____ Dataset entries

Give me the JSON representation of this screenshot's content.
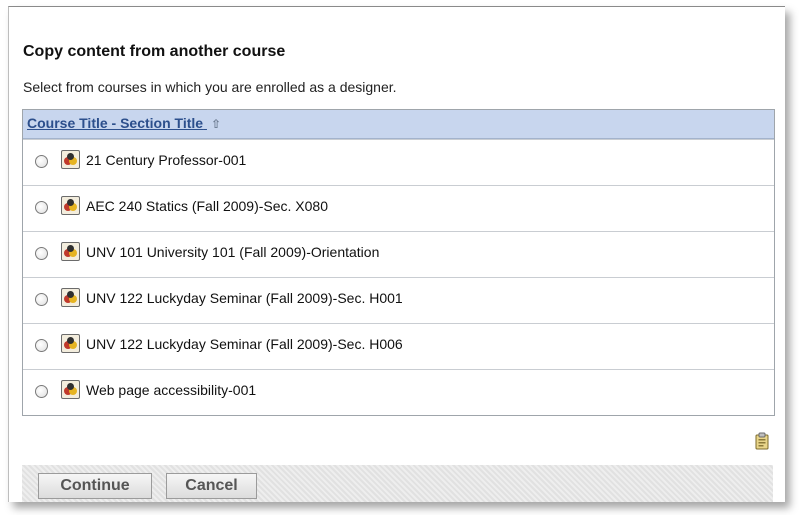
{
  "dialog": {
    "title": "Copy content from another course",
    "subtitle": "Select from courses in which you are enrolled as a designer."
  },
  "table": {
    "header": "Course Title - Section Title",
    "sort_icon": "sort-ascending-icon",
    "rows": [
      {
        "label": "21 Century Professor-001",
        "selected": false
      },
      {
        "label": "AEC 240 Statics (Fall 2009)-Sec. X080",
        "selected": false
      },
      {
        "label": "UNV 101 University 101 (Fall 2009)-Orientation",
        "selected": false
      },
      {
        "label": "UNV 122 Luckyday Seminar (Fall 2009)-Sec. H001",
        "selected": false
      },
      {
        "label": "UNV 122 Luckyday Seminar (Fall 2009)-Sec. H006",
        "selected": false
      },
      {
        "label": "Web page accessibility-001",
        "selected": false
      }
    ]
  },
  "help_icon": "help-clipboard-icon",
  "buttons": {
    "continue_label": "Continue",
    "cancel_label": "Cancel"
  },
  "colors": {
    "header_bg": "#c8d6ee",
    "header_link": "#2c4f8c",
    "button_bar_bg": "#e8e8e8"
  }
}
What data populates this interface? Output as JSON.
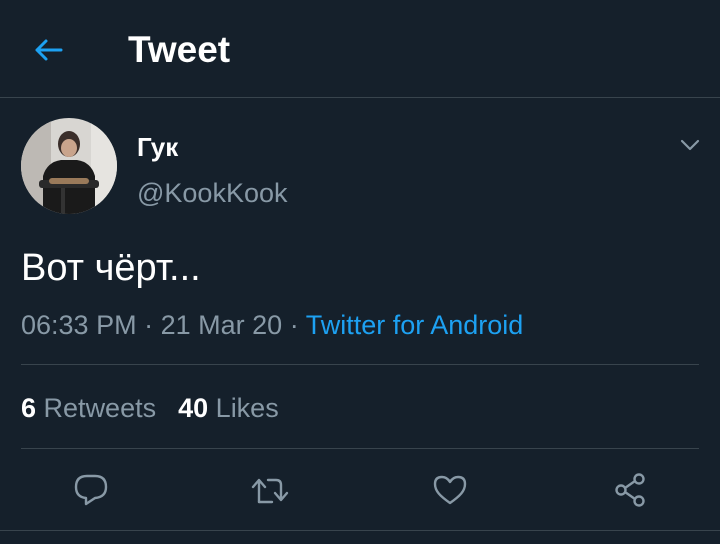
{
  "header": {
    "title": "Tweet",
    "back_icon": "arrow-left-icon"
  },
  "colors": {
    "background": "#15202b",
    "accent": "#1da1f2",
    "secondary_text": "#8899a6",
    "divider": "#38444d"
  },
  "tweet": {
    "display_name": "Гук",
    "handle": "@KookKook",
    "text": "Вот чёрт...",
    "time": "06:33 PM",
    "date": "21 Mar 20",
    "separator": "·",
    "source": "Twitter for Android",
    "menu_icon": "chevron-down-icon"
  },
  "stats": {
    "retweets_count": "6",
    "retweets_label": "Retweets",
    "likes_count": "40",
    "likes_label": "Likes"
  },
  "actions": [
    {
      "icon": "reply-icon"
    },
    {
      "icon": "retweet-icon"
    },
    {
      "icon": "heart-icon"
    },
    {
      "icon": "share-icon"
    }
  ]
}
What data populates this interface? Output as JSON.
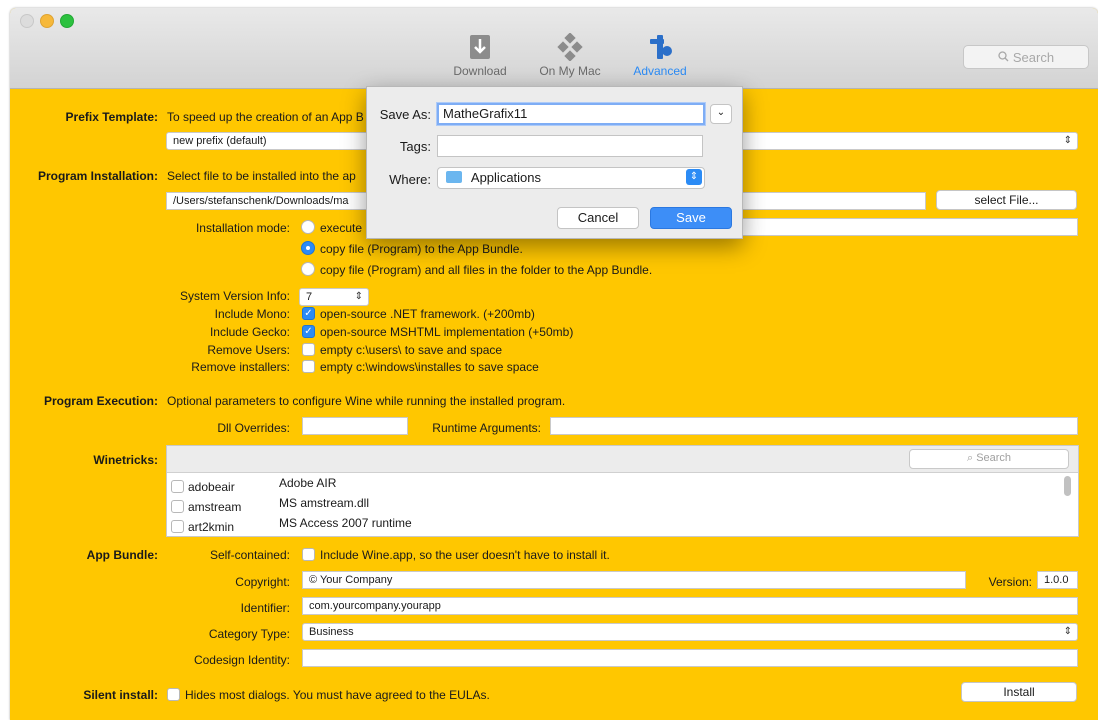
{
  "toolbar": {
    "items": [
      {
        "label": "Download",
        "icon": "download-icon"
      },
      {
        "label": "On My Mac",
        "icon": "on-my-mac-icon"
      },
      {
        "label": "Advanced",
        "icon": "tools-icon"
      }
    ],
    "search_placeholder": "Search"
  },
  "prefix_template": {
    "label": "Prefix Template:",
    "description": "To speed up the creation of an App B",
    "select_value": "new prefix (default)"
  },
  "program_installation": {
    "label": "Program Installation:",
    "description": "Select file to be installed into the ap",
    "path_value": "/Users/stefanschenk/Downloads/ma",
    "select_file_button": "select File...",
    "installation_mode_label": "Installation mode:",
    "modes": [
      {
        "label": "execute",
        "selected": false
      },
      {
        "label": "copy file (Program)  to the App Bundle.",
        "selected": true
      },
      {
        "label": "copy file (Program)  and all files in the folder to the App Bundle.",
        "selected": false
      }
    ]
  },
  "options": {
    "system_version_label": "System Version Info:",
    "system_version_value": "7",
    "include_mono_label": "Include Mono:",
    "include_mono_text": "open-source .NET framework. (+200mb)",
    "include_mono_checked": true,
    "include_gecko_label": "Include Gecko:",
    "include_gecko_text": "open-source MSHTML implementation (+50mb)",
    "include_gecko_checked": true,
    "remove_users_label": "Remove Users:",
    "remove_users_text": "empty c:\\users\\ to save and space",
    "remove_users_checked": false,
    "remove_installers_label": "Remove installers:",
    "remove_installers_text": "empty c:\\windows\\installes to save space",
    "remove_installers_checked": false
  },
  "program_execution": {
    "label": "Program Execution:",
    "description": "Optional parameters to configure Wine while running the installed program.",
    "dll_label": "Dll Overrides:",
    "dll_value": "",
    "runtime_label": "Runtime Arguments:",
    "runtime_value": ""
  },
  "winetricks": {
    "label": "Winetricks:",
    "search_placeholder": "Search",
    "rows": [
      {
        "name": "adobeair",
        "desc": "Adobe AIR"
      },
      {
        "name": "amstream",
        "desc": "MS amstream.dll"
      },
      {
        "name": "art2kmin",
        "desc": "MS Access 2007 runtime"
      }
    ]
  },
  "app_bundle": {
    "label": "App Bundle:",
    "self_contained_label": "Self-contained:",
    "self_contained_text": "Include Wine.app, so the user doesn't have to install it.",
    "copyright_label": "Copyright:",
    "copyright_value": "© Your Company",
    "version_label": "Version:",
    "version_value": "1.0.0",
    "identifier_label": "Identifier:",
    "identifier_value": "com.yourcompany.yourapp",
    "category_label": "Category Type:",
    "category_value": "Business",
    "codesign_label": "Codesign Identity:",
    "codesign_value": ""
  },
  "silent_install": {
    "label": "Silent install:",
    "text": "Hides most dialogs. You must have agreed to the EULAs.",
    "install_button": "Install"
  },
  "save_dialog": {
    "save_as_label": "Save As:",
    "save_as_value": "MatheGrafix11",
    "tags_label": "Tags:",
    "tags_value": "",
    "where_label": "Where:",
    "where_value": "Applications",
    "cancel_button": "Cancel",
    "save_button": "Save"
  },
  "colors": {
    "background": "#ffc700",
    "accent": "#2b8bf5"
  }
}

________

Task brief:
Copy every line above that holds the word "empty".

Response to the exercise:
    "remove_users_text": "empty c:\\users\\ to save and space",
    "remove_installers_text": "empty c:\\windows\\installes to save space",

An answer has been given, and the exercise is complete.